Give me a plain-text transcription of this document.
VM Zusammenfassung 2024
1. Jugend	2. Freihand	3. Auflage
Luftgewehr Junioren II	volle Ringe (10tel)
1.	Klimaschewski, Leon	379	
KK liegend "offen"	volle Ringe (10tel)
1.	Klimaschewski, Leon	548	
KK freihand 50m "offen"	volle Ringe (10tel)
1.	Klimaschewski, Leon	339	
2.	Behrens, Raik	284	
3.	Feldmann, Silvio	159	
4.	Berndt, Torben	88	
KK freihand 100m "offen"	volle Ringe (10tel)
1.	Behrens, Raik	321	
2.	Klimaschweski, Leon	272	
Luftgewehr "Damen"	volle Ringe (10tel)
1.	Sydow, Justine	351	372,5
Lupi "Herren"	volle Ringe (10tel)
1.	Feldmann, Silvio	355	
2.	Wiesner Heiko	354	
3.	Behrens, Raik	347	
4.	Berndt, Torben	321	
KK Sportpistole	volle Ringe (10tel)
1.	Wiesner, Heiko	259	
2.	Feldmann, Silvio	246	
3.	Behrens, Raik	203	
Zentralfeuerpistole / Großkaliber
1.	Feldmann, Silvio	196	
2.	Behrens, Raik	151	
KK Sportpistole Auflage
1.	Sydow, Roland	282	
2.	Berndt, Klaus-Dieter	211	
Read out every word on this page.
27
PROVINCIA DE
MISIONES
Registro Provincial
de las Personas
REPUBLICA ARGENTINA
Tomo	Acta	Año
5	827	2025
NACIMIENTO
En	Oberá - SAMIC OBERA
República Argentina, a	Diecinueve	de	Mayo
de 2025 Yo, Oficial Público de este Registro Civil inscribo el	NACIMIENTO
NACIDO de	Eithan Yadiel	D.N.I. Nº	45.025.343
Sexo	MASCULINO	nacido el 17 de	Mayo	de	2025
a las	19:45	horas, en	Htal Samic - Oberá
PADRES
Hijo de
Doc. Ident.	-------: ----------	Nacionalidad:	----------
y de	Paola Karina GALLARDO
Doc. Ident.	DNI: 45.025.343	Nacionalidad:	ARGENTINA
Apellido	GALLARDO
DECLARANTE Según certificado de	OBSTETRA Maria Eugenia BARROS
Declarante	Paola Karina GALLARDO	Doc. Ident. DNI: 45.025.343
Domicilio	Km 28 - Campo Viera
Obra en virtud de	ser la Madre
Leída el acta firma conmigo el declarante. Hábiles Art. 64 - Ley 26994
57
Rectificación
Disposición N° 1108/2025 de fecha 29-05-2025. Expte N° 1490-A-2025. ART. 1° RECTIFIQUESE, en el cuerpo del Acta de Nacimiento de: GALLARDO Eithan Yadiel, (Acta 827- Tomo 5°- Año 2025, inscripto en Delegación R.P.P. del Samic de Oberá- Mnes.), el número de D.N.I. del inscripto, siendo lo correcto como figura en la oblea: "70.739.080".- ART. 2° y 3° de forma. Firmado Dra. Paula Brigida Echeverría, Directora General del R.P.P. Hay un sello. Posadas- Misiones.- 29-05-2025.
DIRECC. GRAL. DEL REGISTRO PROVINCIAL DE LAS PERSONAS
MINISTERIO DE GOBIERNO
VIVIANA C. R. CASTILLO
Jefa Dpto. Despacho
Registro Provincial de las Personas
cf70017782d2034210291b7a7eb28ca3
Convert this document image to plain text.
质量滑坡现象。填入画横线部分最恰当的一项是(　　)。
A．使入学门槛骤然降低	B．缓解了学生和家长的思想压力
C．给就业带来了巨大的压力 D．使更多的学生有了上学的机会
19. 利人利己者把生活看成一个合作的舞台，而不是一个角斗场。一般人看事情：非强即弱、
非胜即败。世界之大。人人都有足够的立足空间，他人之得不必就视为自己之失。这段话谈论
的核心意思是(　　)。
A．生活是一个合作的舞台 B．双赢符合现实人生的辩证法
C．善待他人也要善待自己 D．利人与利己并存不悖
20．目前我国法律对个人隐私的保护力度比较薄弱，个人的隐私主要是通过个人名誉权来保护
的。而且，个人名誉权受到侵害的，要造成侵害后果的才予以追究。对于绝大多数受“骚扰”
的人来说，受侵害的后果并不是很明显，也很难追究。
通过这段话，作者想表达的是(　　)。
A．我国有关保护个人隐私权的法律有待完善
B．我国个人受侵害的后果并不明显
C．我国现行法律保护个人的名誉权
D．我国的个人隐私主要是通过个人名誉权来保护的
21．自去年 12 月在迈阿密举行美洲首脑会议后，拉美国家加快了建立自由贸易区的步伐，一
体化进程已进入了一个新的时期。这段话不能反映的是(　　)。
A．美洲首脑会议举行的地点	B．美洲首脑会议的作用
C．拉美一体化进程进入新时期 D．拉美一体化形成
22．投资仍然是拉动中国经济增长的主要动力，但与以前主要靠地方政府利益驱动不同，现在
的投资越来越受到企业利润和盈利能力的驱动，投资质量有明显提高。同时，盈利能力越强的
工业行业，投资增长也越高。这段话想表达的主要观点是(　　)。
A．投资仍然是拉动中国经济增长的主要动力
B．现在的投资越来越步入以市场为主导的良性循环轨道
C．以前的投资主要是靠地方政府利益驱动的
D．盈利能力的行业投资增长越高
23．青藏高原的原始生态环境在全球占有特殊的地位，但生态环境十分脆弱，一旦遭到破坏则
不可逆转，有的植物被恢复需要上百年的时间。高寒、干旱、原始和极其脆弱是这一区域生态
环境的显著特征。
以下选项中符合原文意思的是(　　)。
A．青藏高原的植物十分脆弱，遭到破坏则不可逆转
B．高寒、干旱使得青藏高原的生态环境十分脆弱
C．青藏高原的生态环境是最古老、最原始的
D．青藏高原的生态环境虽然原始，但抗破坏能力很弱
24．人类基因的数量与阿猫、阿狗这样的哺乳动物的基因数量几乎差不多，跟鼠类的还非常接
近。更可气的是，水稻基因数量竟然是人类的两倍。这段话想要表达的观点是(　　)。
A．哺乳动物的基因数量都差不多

__________________________________________________

The task – Tally the lines holding the string "Paola" and give only the count.

In response – 2